==== INPUT FOR THIS TASK

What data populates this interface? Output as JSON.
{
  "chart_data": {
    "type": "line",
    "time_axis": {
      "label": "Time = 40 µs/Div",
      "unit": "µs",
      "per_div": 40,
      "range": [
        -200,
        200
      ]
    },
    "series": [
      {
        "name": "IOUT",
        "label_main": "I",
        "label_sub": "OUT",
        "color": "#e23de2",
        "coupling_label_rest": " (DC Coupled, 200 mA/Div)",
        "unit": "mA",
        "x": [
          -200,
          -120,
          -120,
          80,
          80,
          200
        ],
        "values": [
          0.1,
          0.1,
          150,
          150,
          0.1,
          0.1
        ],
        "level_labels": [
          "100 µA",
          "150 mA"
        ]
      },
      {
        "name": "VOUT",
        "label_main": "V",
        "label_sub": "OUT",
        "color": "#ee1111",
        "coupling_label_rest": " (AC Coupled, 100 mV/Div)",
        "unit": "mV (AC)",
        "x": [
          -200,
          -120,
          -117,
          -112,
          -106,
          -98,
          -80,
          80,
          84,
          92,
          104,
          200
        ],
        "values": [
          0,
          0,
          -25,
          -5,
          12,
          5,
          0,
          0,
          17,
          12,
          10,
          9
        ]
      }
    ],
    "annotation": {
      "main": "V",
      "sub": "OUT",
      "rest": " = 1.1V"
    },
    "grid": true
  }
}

========

:: WHAT IS ASKED ::
In the entries above, find every line holding the word "Coupled" and copy it out.

:: ANSWER TO THE EXERCISE ::
        "coupling_label_rest": " (DC Coupled, 200 mA/Div)",
        "coupling_label_rest": " (AC Coupled, 100 mV/Div)",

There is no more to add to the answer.